:: WHAT TO PRODUCE ::
Pull out every line with the word "color".
Start of DATA FOR PROCESSING
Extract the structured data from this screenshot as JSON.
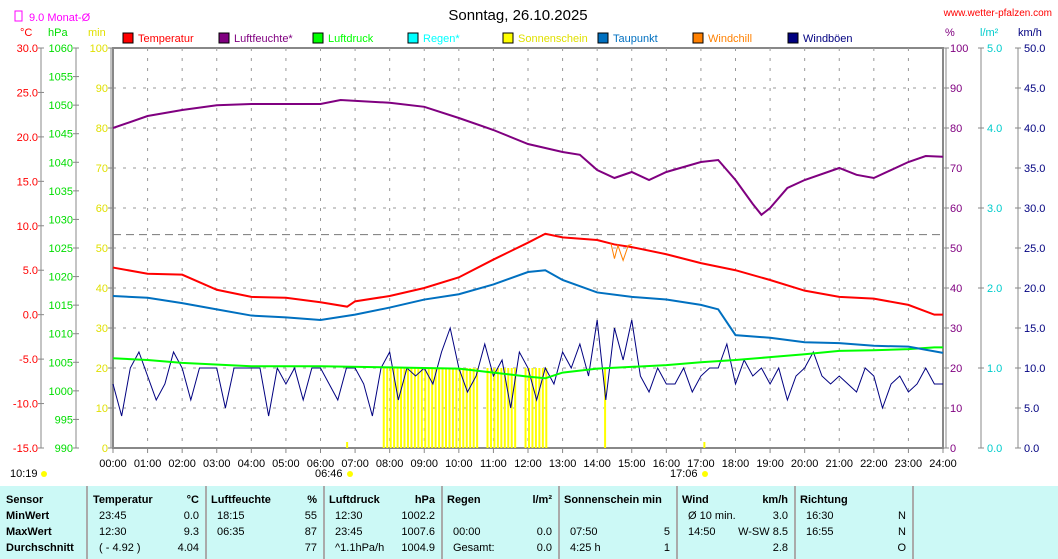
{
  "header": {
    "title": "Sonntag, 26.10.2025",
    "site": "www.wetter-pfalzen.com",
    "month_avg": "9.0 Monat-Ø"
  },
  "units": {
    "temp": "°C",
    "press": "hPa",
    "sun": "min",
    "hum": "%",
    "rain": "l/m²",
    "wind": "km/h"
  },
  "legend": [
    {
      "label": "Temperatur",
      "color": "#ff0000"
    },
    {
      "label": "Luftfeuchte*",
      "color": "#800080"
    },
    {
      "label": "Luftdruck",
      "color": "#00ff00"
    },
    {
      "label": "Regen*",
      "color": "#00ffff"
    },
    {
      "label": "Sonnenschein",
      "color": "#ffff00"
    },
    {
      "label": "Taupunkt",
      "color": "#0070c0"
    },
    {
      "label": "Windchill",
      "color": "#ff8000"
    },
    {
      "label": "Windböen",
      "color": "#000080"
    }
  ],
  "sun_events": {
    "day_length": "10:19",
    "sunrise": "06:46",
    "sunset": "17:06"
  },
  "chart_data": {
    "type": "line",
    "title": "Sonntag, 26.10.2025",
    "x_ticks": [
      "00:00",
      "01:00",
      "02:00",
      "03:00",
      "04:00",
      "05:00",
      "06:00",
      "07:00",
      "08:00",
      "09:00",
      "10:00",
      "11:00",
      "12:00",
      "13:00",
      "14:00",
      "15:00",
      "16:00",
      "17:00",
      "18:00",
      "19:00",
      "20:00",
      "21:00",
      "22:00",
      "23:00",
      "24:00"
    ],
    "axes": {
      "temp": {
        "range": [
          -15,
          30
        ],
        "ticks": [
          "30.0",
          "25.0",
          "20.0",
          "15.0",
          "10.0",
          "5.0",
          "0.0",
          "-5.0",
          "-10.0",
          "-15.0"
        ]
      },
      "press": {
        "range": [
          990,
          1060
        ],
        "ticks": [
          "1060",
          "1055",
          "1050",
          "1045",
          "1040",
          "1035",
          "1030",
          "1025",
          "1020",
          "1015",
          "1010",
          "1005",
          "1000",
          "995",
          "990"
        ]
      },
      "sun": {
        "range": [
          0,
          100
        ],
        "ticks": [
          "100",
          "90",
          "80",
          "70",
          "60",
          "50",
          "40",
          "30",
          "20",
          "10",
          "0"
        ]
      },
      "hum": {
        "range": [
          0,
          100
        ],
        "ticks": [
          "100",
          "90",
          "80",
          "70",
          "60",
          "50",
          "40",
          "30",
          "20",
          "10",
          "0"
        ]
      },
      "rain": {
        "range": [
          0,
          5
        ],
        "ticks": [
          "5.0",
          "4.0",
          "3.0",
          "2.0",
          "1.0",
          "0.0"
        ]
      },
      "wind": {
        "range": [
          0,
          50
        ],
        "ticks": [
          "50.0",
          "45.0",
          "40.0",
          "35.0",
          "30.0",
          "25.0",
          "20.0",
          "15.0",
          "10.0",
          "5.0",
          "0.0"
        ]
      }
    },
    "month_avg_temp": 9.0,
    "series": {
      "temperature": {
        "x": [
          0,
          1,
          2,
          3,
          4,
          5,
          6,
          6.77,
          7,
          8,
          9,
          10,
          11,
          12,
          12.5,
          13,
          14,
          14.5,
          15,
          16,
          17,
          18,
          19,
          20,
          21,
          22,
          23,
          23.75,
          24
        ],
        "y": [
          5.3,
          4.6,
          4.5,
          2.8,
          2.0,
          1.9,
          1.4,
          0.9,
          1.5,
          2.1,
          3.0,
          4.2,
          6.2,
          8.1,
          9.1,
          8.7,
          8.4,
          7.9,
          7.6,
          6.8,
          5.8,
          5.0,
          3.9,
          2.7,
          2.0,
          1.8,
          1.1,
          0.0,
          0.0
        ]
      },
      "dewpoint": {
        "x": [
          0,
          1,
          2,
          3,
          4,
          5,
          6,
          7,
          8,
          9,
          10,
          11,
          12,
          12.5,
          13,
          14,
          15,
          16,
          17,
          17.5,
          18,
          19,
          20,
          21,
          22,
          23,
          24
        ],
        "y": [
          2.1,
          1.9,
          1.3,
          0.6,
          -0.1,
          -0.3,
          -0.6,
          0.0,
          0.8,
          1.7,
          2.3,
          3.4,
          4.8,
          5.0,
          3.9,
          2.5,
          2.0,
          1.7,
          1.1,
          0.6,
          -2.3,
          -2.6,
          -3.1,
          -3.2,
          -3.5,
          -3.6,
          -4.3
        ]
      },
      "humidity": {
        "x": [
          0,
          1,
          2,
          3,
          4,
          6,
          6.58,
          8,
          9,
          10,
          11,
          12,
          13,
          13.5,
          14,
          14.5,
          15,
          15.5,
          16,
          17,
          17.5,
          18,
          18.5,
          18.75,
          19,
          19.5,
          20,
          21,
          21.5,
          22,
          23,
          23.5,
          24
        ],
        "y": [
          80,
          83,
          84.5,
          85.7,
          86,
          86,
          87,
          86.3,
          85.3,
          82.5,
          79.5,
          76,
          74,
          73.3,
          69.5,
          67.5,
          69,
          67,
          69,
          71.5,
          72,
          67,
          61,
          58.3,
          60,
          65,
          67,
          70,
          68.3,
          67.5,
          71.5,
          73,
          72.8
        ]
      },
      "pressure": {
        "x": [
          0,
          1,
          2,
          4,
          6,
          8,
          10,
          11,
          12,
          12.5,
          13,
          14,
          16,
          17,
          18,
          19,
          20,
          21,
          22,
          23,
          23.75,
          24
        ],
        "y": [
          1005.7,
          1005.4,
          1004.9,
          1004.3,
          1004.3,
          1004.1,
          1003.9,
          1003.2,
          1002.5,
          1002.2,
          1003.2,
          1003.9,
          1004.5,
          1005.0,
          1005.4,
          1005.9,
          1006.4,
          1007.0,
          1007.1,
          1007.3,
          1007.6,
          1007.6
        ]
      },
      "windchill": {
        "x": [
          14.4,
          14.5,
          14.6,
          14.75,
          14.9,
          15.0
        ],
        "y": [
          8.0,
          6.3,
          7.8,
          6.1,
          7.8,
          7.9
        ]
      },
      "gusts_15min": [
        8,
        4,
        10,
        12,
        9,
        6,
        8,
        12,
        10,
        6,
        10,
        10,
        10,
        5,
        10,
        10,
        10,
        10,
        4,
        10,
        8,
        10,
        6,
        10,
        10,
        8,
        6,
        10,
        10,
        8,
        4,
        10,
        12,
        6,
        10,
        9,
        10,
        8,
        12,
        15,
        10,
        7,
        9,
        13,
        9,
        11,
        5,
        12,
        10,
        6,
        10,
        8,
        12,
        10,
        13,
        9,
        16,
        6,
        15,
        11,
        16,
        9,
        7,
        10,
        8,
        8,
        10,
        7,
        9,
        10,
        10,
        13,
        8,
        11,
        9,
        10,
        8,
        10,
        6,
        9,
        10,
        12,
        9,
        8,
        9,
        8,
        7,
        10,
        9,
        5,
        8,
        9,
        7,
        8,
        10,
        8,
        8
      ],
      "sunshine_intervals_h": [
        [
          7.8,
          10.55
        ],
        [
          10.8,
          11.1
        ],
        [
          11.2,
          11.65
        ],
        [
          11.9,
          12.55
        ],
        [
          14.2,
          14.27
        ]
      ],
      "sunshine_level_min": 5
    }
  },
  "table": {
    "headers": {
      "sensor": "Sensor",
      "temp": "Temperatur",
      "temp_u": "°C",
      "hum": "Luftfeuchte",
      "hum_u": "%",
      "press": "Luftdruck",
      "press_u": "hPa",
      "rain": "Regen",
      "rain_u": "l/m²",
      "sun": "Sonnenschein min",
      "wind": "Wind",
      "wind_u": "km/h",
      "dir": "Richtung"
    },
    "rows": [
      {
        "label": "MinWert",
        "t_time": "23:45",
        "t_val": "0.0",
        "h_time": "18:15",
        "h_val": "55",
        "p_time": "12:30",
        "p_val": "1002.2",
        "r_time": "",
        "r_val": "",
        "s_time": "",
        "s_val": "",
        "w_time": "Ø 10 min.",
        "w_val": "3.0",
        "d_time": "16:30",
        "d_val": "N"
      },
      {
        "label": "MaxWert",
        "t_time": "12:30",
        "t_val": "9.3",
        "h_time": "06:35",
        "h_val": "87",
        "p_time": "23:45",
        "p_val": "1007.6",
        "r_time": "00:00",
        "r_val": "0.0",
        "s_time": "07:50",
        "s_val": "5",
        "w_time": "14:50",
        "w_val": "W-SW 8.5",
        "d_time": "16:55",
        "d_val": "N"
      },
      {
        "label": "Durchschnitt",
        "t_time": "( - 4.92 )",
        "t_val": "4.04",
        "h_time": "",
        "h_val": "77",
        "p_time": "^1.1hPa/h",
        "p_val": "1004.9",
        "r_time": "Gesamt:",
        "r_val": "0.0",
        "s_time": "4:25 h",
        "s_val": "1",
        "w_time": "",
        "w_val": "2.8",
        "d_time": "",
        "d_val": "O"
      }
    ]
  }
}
End of DATA FOR PROCESSING
:: FINISHED ANSWER ::
      "color": "#ff0000"
      "color": "#800080"
      "color": "#00ff00"
      "color": "#00ffff"
      "color": "#ffff00"
      "color": "#0070c0"
      "color": "#ff8000"
      "color": "#000080"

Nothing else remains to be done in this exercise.